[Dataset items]
───
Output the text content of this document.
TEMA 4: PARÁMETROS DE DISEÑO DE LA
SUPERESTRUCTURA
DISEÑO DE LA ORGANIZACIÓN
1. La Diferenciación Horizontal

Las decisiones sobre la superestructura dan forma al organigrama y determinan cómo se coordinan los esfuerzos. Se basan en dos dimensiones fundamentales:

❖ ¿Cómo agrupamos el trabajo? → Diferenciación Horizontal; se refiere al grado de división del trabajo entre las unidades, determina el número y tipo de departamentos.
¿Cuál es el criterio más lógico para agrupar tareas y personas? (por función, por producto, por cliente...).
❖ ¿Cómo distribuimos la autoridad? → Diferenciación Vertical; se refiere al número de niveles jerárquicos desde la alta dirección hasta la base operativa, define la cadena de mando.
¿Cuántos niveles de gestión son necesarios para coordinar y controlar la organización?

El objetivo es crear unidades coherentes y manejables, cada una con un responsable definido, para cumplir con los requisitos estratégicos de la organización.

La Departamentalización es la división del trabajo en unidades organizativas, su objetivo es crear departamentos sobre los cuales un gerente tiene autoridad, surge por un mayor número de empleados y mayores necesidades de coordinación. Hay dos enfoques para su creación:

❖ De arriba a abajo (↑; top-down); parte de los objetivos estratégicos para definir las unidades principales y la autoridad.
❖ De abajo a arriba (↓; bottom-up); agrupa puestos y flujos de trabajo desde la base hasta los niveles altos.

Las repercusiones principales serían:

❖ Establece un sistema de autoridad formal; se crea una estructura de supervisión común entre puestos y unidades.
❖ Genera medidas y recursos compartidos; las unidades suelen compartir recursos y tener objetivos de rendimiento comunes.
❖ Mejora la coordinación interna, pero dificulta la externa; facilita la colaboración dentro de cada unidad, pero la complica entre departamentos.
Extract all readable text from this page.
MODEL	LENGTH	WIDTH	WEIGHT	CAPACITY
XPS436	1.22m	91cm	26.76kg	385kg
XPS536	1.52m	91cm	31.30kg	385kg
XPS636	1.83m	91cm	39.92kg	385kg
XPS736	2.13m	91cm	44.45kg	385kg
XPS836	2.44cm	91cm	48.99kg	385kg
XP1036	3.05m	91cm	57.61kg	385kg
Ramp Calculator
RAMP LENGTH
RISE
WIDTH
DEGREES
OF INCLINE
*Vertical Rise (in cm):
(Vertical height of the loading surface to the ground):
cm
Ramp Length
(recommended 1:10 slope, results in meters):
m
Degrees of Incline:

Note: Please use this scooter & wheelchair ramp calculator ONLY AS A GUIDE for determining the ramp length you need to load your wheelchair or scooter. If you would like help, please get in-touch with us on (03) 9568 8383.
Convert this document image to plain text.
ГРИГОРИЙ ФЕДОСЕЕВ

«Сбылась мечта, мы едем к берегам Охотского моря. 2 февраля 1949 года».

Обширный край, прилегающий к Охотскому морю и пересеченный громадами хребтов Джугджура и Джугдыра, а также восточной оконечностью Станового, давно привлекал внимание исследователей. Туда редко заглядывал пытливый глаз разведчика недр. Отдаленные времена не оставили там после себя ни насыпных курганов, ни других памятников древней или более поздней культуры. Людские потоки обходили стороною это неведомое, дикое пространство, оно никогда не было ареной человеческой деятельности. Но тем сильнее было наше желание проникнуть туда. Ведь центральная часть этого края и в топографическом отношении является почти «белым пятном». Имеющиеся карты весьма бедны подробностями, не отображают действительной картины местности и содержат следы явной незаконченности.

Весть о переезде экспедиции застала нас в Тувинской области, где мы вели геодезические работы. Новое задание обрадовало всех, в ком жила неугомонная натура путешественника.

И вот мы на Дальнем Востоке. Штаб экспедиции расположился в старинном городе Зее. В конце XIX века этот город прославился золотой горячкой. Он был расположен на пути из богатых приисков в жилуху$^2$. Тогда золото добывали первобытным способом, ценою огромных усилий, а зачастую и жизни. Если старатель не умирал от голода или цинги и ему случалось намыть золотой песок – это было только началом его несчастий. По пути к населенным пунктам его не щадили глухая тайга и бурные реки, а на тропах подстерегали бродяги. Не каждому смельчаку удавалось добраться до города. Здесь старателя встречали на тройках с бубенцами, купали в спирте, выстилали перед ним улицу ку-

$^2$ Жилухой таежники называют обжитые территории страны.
───
** TASK REQUIREMENTS **
Reproduce every entry shown above, precisely as it stands.

** ANSWER FOR THIS EXERCISE **
Output the text content of this document.
TEMA 4: PARÁMETROS DE DISEÑO DE LA
SUPERESTRUCTURA
DISEÑO DE LA ORGANIZACIÓN
1. La Diferenciación Horizontal

Las decisiones sobre la superestructura dan forma al organigrama y determinan cómo se coordinan los esfuerzos. Se basan en dos dimensiones fundamentales:

❖ ¿Cómo agrupamos el trabajo? → Diferenciación Horizontal; se refiere al grado de división del trabajo entre las unidades, determina el número y tipo de departamentos.
¿Cuál es el criterio más lógico para agrupar tareas y personas? (por función, por producto, por cliente...).
❖ ¿Cómo distribuimos la autoridad? → Diferenciación Vertical; se refiere al número de niveles jerárquicos desde la alta dirección hasta la base operativa, define la cadena de mando.
¿Cuántos niveles de gestión son necesarios para coordinar y controlar la organización?

El objetivo es crear unidades coherentes y manejables, cada una con un responsable definido, para cumplir con los requisitos estratégicos de la organización.

La Departamentalización es la división del trabajo en unidades organizativas, su objetivo es crear departamentos sobre los cuales un gerente tiene autoridad, surge por un mayor número de empleados y mayores necesidades de coordinación. Hay dos enfoques para su creación:

❖ De arriba a abajo (↑; top-down); parte de los objetivos estratégicos para definir las unidades principales y la autoridad.
❖ De abajo a arriba (↓; bottom-up); agrupa puestos y flujos de trabajo desde la base hasta los niveles altos.

Las repercusiones principales serían:

❖ Establece un sistema de autoridad formal; se crea una estructura de supervisión común entre puestos y unidades.
❖ Genera medidas y recursos compartidos; las unidades suelen compartir recursos y tener objetivos de rendimiento comunes.
❖ Mejora la coordinación interna, pero dificulta la externa; facilita la colaboración dentro de cada unidad, pero la complica entre departamentos.
Extract all readable text from this page.
MODEL	LENGTH	WIDTH	WEIGHT	CAPACITY
XPS436	1.22m	91cm	26.76kg	385kg
XPS536	1.52m	91cm	31.30kg	385kg
XPS636	1.83m	91cm	39.92kg	385kg
XPS736	2.13m	91cm	44.45kg	385kg
XPS836	2.44cm	91cm	48.99kg	385kg
XP1036	3.05m	91cm	57.61kg	385kg
Ramp Calculator
RAMP LENGTH
RISE
WIDTH
DEGREES
OF INCLINE
*Vertical Rise (in cm):
(Vertical height of the loading surface to the ground):
cm
Ramp Length
(recommended 1:10 slope, results in meters):
m
Degrees of Incline:

Note: Please use this scooter & wheelchair ramp calculator ONLY AS A GUIDE for determining the ramp length you need to load your wheelchair or scooter. If you would like help, please get in-touch with us on (03) 9568 8383.
Convert this document image to plain text.
ГРИГОРИЙ ФЕДОСЕЕВ

«Сбылась мечта, мы едем к берегам Охотского моря. 2 февраля 1949 года».

Обширный край, прилегающий к Охотскому морю и пересеченный громадами хребтов Джугджура и Джугдыра, а также восточной оконечностью Станового, давно привлекал внимание исследователей. Туда редко заглядывал пытливый глаз разведчика недр. Отдаленные времена не оставили там после себя ни насыпных курганов, ни других памятников древней или более поздней культуры. Людские потоки обходили стороною это неведомое, дикое пространство, оно никогда не было ареной человеческой деятельности. Но тем сильнее было наше желание проникнуть туда. Ведь центральная часть этого края и в топографическом отношении является почти «белым пятном». Имеющиеся карты весьма бедны подробностями, не отображают действительной картины местности и содержат следы явной незаконченности.

Весть о переезде экспедиции застала нас в Тувинской области, где мы вели геодезические работы. Новое задание обрадовало всех, в ком жила неугомонная натура путешественника.

И вот мы на Дальнем Востоке. Штаб экспедиции расположился в старинном городе Зее. В конце XIX века этот город прославился золотой горячкой. Он был расположен на пути из богатых приисков в жилуху$^2$. Тогда золото добывали первобытным способом, ценою огромных усилий, а зачастую и жизни. Если старатель не умирал от голода или цинги и ему случалось намыть золотой песок – это было только началом его несчастий. По пути к населенным пунктам его не щадили глухая тайга и бурные реки, а на тропах подстерегали бродяги. Не каждому смельчаку удавалось добраться до города. Здесь старателя встречали на тройках с бубенцами, купали в спирте, выстилали перед ним улицу ку-

$^2$ Жилухой таежники называют обжитые территории страны.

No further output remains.